Keadilan, kepastian hukum, dan kemanfaatan kini sudah sulit untuk dicapai. Hukum menjadi alat untuk mencapai tujuan kelompok kapitalis. Politik hukum tidak lagi terpakai sebagai alat negara untuk mencapai tujuan hakiki negara sebagaimana dimuat dalam konstitusi. Fenomena memberikan pemikiran atas teori konflik kontemporer yang menganggap kejahatan sebagai suatu tindakan rasional. Tindakan-tindakan kriminal tersebut lahir didorong oleh keadaan yang memaksa untuk memenuhi kebutuhan masyarakat. Conflict of interest sudah sulit untuk dihindarkan. Setiap indivdu memiliki naluri dasar untuk memenuhi setiap kebutuhannya. Pencurian terjadi karena pencuri tersebut membutuhkan terget curiannya untuk memnuhi kebutuhanya hidupnya. Koruptor melakukan korupsi karena membutuhkan hasil korupsinya untuk mengembalikan modalnya.

- [Tugas yang Diminta]:
1. Sebutkan semua hal yang menurut kutipan teks kini sudah sulit untuk dicapai.
2. Tuliskan kembali bagian kutipan teks yang dimulai pada "Keadilan, kepastian hukum, dan" dan berakhir pada "untuk mengembalikan modalnya.".

- [Daftar Entri]:
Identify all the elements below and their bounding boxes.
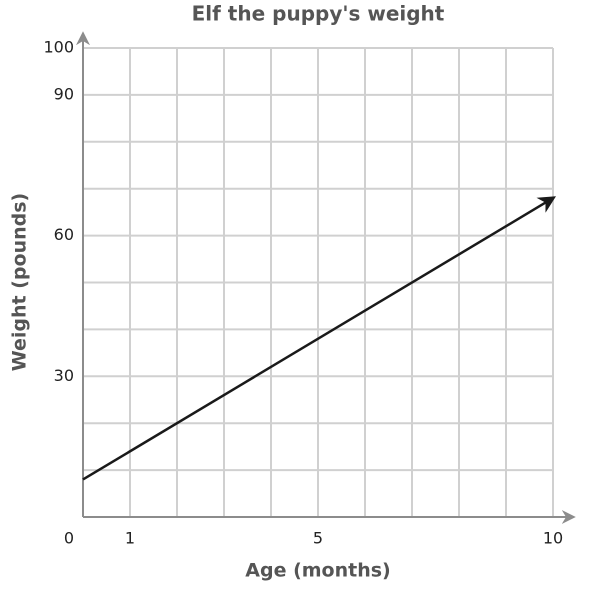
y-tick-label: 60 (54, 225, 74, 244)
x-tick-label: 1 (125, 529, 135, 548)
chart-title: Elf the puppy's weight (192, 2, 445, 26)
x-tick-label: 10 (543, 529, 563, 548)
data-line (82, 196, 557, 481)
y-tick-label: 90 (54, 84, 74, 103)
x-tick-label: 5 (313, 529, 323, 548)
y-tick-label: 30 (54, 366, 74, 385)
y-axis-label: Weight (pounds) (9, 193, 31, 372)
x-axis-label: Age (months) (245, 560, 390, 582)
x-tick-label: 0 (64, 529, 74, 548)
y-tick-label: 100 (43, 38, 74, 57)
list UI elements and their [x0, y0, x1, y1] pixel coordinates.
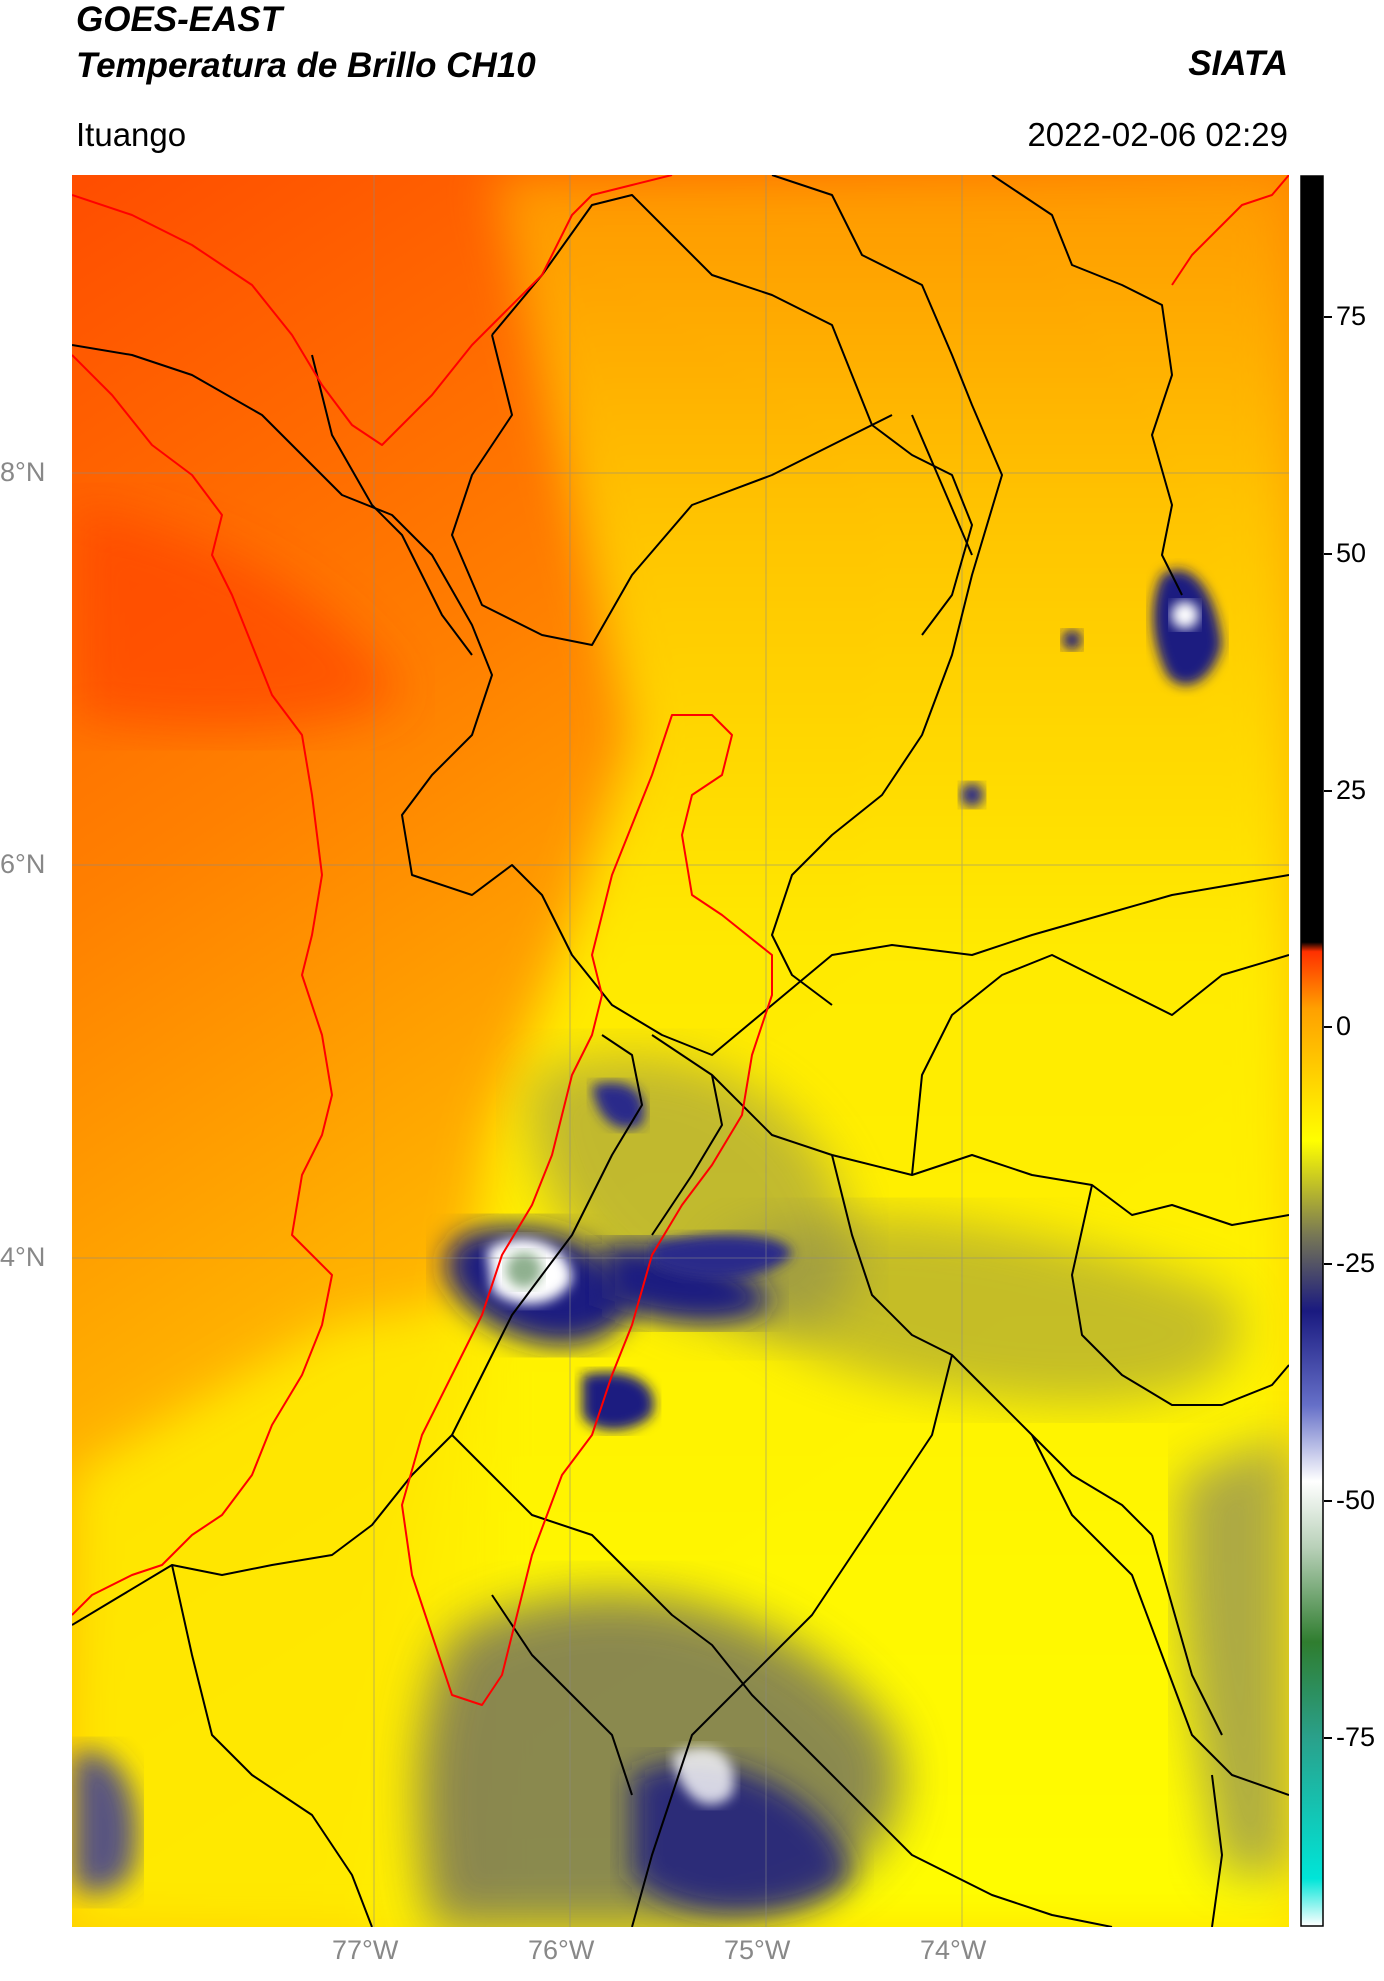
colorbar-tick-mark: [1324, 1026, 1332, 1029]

- [Jawaban Setiap Tugas]:
1. Keadilan, kepastian hukum, dan kemanfaatan.

2.
Keadilan, kepastian hukum, dan kemanfaatan kini sudah sulit untuk dicapai. Hukum menjadi alat untuk mencapai tujuan kelompok kapitalis. Politik hukum tidak lagi terpakai sebagai alat negara untuk mencapai tujuan hakiki negara sebagaimana dimuat dalam konstitusi. Fenomena memberikan pemikiran atas teori konflik kontemporer yang menganggap kejahatan sebagai suatu tindakan rasional. Tindakan-tindakan kriminal tersebut lahir didorong oleh keadaan yang memaksa untuk memenuhi kebutuhan masyarakat. Conflict of interest sudah sulit untuk dihindarkan. Setiap indivdu memiliki naluri dasar untuk memenuhi setiap kebutuhannya. Pencurian terjadi karena pencuri tersebut membutuhkan terget curiannya untuk memnuhi kebutuhanya hidupnya. Koruptor melakukan korupsi karena membutuhkan hasil korupsinya untuk mengembalikan modalnya.